Data records
########################################

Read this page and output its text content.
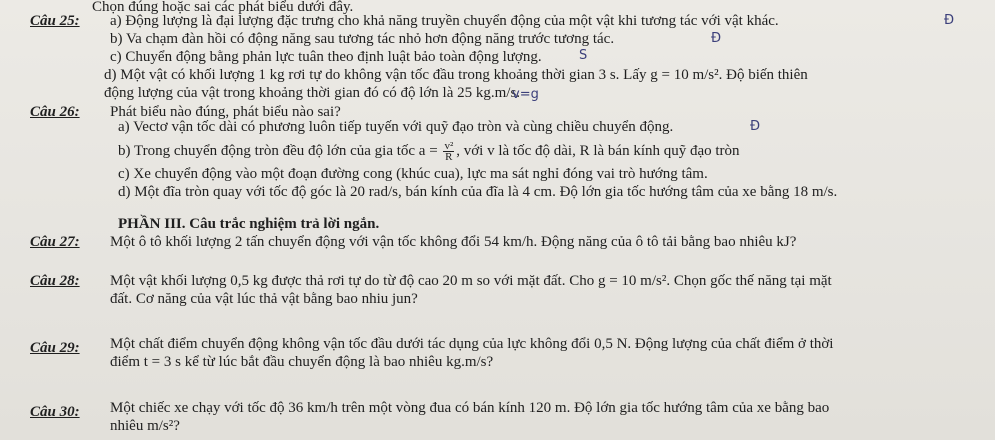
Chọn đúng hoặc sai các phát biểu dưới đây.
Câu 25: a) Động lượng là đại lượng đặc trưng cho khả năng truyền chuyển động của một vật khi tương tác với vật khác.	Đ
b) Va chạm đàn hồi có động năng sau tương tác nhỏ hơn động năng trước tương tác.	Đ
c) Chuyển động bằng phản lực tuân theo định luật bảo toàn động lượng.	S
d) Một vật có khối lượng 1 kg rơi tự do không vận tốc đầu trong khoảng thời gian 3 s. Lấy g = 10 m/s². Độ biến thiên
động lượng của vật trong khoảng thời gian đó có độ lớn là 25 kg.m/s.
v=g
Câu 26: Phát biểu nào đúng, phát biểu nào sai?
a) Vectơ vận tốc dài có phương luôn tiếp tuyến với quỹ đạo tròn và cùng chiều chuyển động.	Đ
b) Trong chuyển động tròn đều độ lớn của gia tốc $a = \frac{\text{v²}}{R}$ , với v là tốc độ dài, R là bán kính quỹ đạo tròn
c) Xe chuyển động vào một đoạn đường cong (khúc cua), lực ma sát nghỉ đóng vai trò hướng tâm.
d) Một đĩa tròn quay với tốc độ góc là 20 rad/s, bán kính của đĩa là 4 cm. Độ lớn gia tốc hướng tâm của xe bằng 18 m/s.
PHẦN III. Câu trắc nghiệm trả lời ngắn.
Câu 27: Một ô tô khối lượng 2 tấn chuyển động với vận tốc không đổi 54 km/h. Động năng của ô tô tải bằng bao nhiêu kJ?
Câu 28: Một vật khối lượng 0,5 kg được thả rơi tự do từ độ cao 20 m so với mặt đất. Cho g = 10 m/s². Chọn gốc thế năng tại mặt
đất. Cơ năng của vật lúc thả vật bằng bao nhiu jun?
Câu 29: Một chất điểm chuyển động không vận tốc đầu dưới tác dụng của lực không đổi 0,5 N. Động lượng của chất điểm ở thời
điểm t = 3 s kể từ lúc bắt đầu chuyển động là bao nhiêu kg.m/s?
Câu 30: Một chiếc xe chạy với tốc độ 36 km/h trên một vòng đua có bán kính 120 m. Độ lớn gia tốc hướng tâm của xe bằng bao
nhiêu m/s²?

########################################

Goal:
List all lines where "text" occurs.

Result:
Read this page and output its text content.
b) Trong chuyển động tròn đều độ lớn của gia tốc $a = \frac{\text{v²}}{R}$ , với v là tốc độ dài, R là bán kính quỹ đạo tròn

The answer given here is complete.